Set problem => Output every entry exactly as given.

Given data =>
______________________________
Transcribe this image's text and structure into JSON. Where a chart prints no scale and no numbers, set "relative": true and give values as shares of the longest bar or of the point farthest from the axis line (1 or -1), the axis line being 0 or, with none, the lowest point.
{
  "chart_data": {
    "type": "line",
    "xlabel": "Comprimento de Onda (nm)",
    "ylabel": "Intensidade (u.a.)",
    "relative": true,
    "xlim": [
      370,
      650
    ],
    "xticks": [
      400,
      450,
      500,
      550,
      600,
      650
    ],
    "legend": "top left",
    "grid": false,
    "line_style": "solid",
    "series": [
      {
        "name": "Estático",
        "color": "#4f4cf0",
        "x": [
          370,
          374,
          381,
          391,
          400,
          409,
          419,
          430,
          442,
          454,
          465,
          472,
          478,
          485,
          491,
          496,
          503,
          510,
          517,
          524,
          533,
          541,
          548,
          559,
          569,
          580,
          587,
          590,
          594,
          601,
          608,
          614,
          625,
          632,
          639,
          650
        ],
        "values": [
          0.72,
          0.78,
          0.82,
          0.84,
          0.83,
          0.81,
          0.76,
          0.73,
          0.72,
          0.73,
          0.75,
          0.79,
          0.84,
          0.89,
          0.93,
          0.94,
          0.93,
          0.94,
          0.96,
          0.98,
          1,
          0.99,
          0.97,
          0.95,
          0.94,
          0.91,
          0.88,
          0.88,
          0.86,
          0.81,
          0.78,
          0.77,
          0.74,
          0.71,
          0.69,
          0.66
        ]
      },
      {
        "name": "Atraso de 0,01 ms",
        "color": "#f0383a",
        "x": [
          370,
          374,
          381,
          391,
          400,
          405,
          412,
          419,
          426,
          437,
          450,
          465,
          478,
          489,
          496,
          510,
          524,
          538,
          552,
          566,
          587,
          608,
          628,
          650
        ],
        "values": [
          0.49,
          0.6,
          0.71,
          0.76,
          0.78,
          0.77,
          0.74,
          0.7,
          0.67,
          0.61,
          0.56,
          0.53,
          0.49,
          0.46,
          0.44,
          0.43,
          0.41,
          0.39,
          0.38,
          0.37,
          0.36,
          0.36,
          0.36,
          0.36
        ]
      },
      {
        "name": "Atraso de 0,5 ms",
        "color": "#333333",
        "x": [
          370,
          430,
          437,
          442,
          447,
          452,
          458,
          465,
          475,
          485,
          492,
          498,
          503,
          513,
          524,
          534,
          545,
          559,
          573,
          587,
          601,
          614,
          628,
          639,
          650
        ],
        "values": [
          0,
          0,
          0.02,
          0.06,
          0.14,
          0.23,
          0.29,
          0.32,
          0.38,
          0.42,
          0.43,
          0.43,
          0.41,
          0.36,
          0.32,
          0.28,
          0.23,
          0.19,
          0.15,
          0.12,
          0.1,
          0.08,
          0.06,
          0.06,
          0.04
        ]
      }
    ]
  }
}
______________________________
Exercise result =>
Transcribe this image's text and structure into JSON. Where a chart prints no scale and no numbers, set "relative": true and give values as shares of the longest bar or of the point farthest from the axis line (1 or -1), the axis line being 0 or, with none, the lowest point.
{
  "chart_data": {
    "type": "line",
    "xlabel": "Comprimento de Onda (nm)",
    "ylabel": "Intensidade (u.a.)",
    "relative": true,
    "xlim": [
      370,
      650
    ],
    "xticks": [
      400,
      450,
      500,
      550,
      600,
      650
    ],
    "legend": "top left",
    "grid": false,
    "line_style": "solid",
    "series": [
      {
        "name": "Estático",
        "color": "#4f4cf0",
        "x": [
          370,
          374,
          381,
          391,
          400,
          409,
          419,
          430,
          442,
          454,
          465,
          472,
          478,
          485,
          491,
          496,
          503,
          510,
          517,
          524,
          533,
          541,
          548,
          559,
          569,
          580,
          587,
          590,
          594,
          601,
          608,
          614,
          625,
          632,
          639,
          650
        ],
        "values": [
          0.72,
          0.78,
          0.82,
          0.84,
          0.83,
          0.81,
          0.76,
          0.73,
          0.72,
          0.73,
          0.75,
          0.79,
          0.84,
          0.89,
          0.93,
          0.94,
          0.93,
          0.94,
          0.96,
          0.98,
          1,
          0.99,
          0.97,
          0.95,
          0.94,
          0.91,
          0.88,
          0.88,
          0.86,
          0.81,
          0.78,
          0.77,
          0.74,
          0.71,
          0.69,
          0.66
        ]
      },
      {
        "name": "Atraso de 0,01 ms",
        "color": "#f0383a",
        "x": [
          370,
          374,
          381,
          391,
          400,
          405,
          412,
          419,
          426,
          437,
          450,
          465,
          478,
          489,
          496,
          510,
          524,
          538,
          552,
          566,
          587,
          608,
          628,
          650
        ],
        "values": [
          0.49,
          0.6,
          0.71,
          0.76,
          0.78,
          0.77,
          0.74,
          0.7,
          0.67,
          0.61,
          0.56,
          0.53,
          0.49,
          0.46,
          0.44,
          0.43,
          0.41,
          0.39,
          0.38,
          0.37,
          0.36,
          0.36,
          0.36,
          0.36
        ]
      },
      {
        "name": "Atraso de 0,5 ms",
        "color": "#333333",
        "x": [
          370,
          430,
          437,
          442,
          447,
          452,
          458,
          465,
          475,
          485,
          492,
          498,
          503,
          513,
          524,
          534,
          545,
          559,
          573,
          587,
          601,
          614,
          628,
          639,
          650
        ],
        "values": [
          0,
          0,
          0.02,
          0.06,
          0.14,
          0.23,
          0.29,
          0.32,
          0.38,
          0.42,
          0.43,
          0.43,
          0.41,
          0.36,
          0.32,
          0.28,
          0.23,
          0.19,
          0.15,
          0.12,
          0.1,
          0.08,
          0.06,
          0.06,
          0.04
        ]
      }
    ]
  }
}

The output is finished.